- [Goal of the exercise]
Starting at the line with "OCR this image.", return every line through the final one of the data, word for word. Pictures stay out.

[Stored records]
▼

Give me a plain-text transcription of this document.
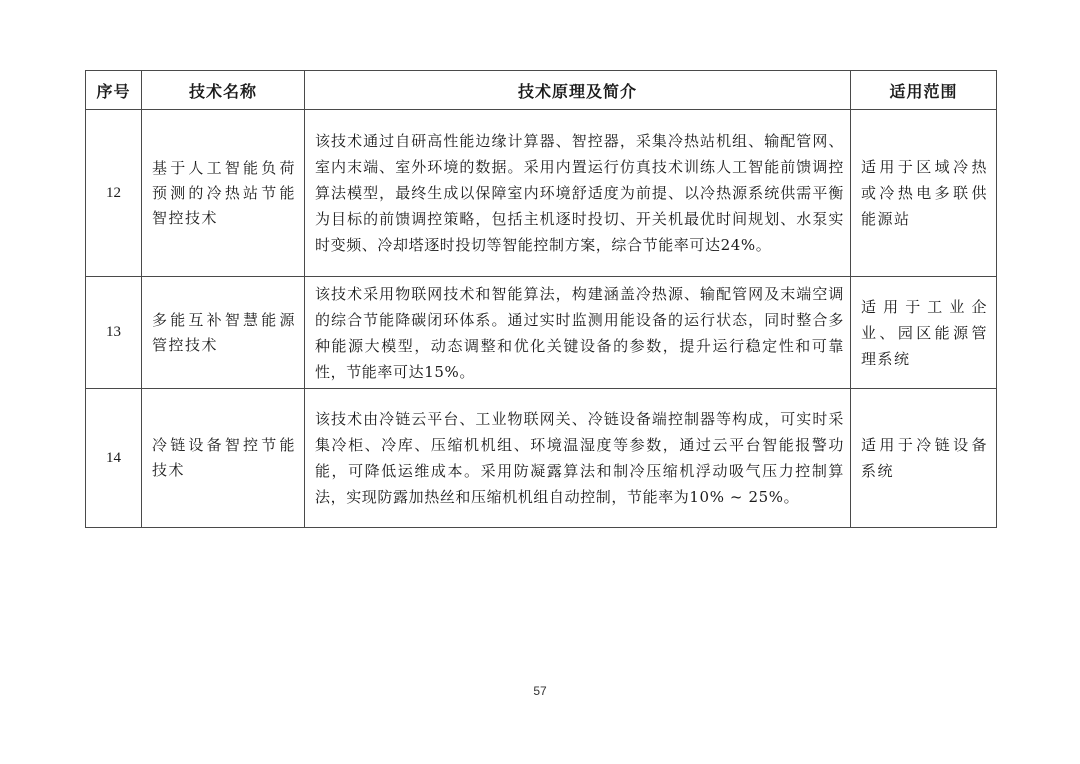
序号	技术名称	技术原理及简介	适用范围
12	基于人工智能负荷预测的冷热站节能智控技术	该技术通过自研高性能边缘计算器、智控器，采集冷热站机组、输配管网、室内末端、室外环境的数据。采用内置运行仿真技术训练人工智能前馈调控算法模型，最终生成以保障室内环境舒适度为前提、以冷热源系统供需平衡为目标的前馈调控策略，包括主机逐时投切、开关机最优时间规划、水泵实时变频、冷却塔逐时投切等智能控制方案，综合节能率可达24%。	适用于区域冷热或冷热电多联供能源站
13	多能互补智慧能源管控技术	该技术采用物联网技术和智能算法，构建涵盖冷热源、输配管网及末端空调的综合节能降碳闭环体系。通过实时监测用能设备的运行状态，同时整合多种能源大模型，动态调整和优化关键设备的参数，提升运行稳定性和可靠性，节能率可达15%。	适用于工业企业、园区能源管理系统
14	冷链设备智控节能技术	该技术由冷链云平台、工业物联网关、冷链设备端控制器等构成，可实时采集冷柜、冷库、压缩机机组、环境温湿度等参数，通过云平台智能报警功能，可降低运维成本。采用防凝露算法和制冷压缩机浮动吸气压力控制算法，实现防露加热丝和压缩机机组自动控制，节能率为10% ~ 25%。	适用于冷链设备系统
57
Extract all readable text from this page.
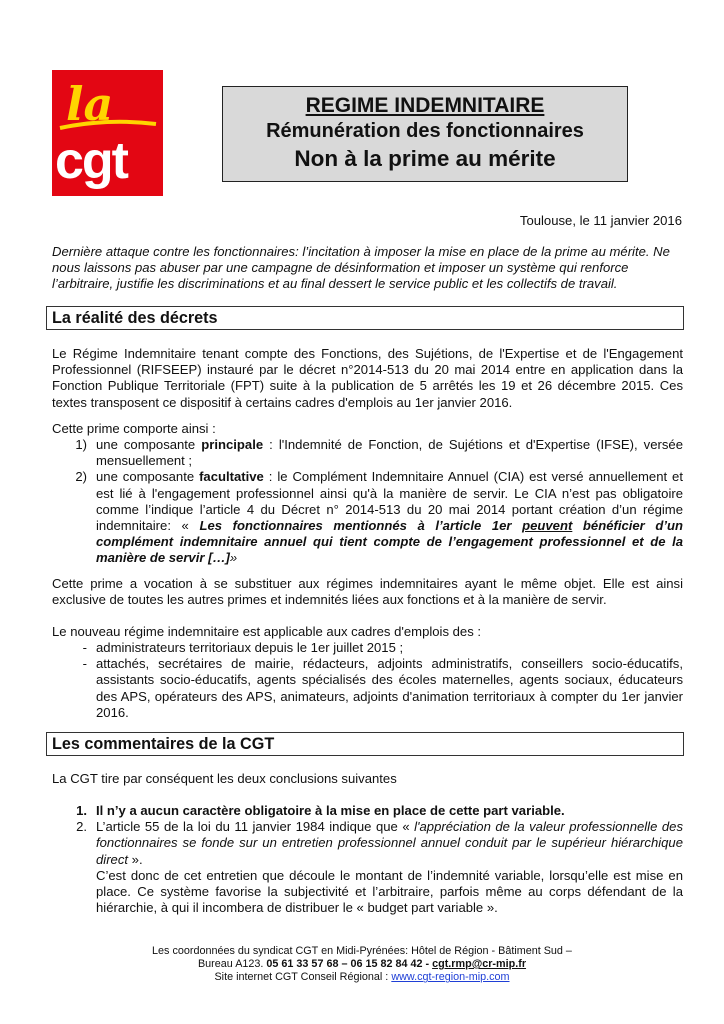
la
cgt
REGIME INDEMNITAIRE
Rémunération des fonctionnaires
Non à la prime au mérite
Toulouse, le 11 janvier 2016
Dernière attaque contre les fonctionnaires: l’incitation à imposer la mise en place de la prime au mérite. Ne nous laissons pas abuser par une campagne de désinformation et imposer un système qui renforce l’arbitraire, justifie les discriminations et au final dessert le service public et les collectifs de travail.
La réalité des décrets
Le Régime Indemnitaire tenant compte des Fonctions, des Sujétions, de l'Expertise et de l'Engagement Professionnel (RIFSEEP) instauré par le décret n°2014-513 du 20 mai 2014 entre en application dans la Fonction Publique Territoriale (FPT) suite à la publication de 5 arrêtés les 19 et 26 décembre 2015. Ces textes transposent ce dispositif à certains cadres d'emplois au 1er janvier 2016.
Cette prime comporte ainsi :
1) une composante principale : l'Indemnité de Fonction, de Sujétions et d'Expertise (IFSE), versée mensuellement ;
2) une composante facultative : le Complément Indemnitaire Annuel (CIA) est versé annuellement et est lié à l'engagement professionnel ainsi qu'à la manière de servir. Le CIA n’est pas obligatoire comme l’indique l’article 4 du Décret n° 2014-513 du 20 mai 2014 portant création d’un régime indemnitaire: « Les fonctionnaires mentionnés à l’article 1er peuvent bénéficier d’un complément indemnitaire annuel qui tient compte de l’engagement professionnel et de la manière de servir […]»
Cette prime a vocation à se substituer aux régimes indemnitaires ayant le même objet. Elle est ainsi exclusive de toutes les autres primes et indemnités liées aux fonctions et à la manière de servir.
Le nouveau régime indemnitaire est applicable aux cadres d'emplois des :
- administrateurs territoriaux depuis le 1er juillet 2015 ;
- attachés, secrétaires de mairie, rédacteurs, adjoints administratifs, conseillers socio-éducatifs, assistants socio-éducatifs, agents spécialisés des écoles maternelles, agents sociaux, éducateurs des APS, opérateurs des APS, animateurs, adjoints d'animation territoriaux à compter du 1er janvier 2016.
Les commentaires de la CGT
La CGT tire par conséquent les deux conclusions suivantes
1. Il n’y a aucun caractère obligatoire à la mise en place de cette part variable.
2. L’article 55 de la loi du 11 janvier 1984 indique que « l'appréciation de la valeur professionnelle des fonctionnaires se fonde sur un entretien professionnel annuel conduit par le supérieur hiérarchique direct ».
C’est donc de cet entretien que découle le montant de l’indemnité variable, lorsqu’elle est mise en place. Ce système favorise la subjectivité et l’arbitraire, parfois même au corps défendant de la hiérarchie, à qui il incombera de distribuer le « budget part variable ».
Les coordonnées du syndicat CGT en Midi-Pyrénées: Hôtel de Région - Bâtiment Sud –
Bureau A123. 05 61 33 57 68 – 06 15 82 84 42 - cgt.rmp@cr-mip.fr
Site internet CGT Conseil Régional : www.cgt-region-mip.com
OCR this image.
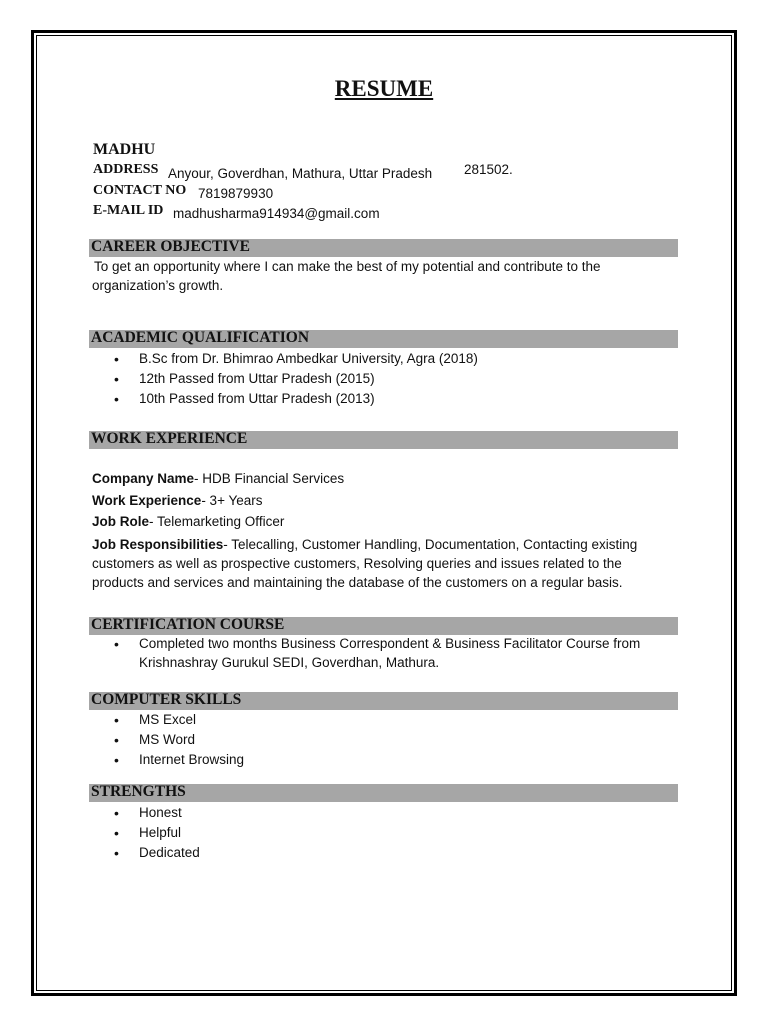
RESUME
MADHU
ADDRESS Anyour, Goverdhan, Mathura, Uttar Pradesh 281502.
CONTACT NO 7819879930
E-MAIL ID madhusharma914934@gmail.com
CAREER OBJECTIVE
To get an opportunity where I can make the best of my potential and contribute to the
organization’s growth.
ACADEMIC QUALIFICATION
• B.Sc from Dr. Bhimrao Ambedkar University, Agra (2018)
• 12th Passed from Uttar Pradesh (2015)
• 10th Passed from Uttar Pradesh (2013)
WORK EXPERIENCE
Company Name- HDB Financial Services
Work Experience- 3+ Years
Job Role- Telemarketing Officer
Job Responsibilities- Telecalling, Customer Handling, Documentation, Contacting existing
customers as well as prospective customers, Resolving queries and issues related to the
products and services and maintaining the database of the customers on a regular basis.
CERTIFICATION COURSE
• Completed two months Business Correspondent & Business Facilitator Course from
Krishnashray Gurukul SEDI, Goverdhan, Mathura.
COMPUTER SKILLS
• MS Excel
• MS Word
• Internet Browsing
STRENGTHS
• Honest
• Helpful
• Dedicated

▲

- [Answer]
OCR this image.
RESUME
MADHU
ADDRESS Anyour, Goverdhan, Mathura, Uttar Pradesh 281502.
CONTACT NO 7819879930
E-MAIL ID madhusharma914934@gmail.com
CAREER OBJECTIVE
To get an opportunity where I can make the best of my potential and contribute to the
organization’s growth.
ACADEMIC QUALIFICATION
• B.Sc from Dr. Bhimrao Ambedkar University, Agra (2018)
• 12th Passed from Uttar Pradesh (2015)
• 10th Passed from Uttar Pradesh (2013)
WORK EXPERIENCE
Company Name- HDB Financial Services
Work Experience- 3+ Years
Job Role- Telemarketing Officer
Job Responsibilities- Telecalling, Customer Handling, Documentation, Contacting existing
customers as well as prospective customers, Resolving queries and issues related to the
products and services and maintaining the database of the customers on a regular basis.
CERTIFICATION COURSE
• Completed two months Business Correspondent & Business Facilitator Course from
Krishnashray Gurukul SEDI, Goverdhan, Mathura.
COMPUTER SKILLS
• MS Excel
• MS Word
• Internet Browsing
STRENGTHS
• Honest
• Helpful
• Dedicated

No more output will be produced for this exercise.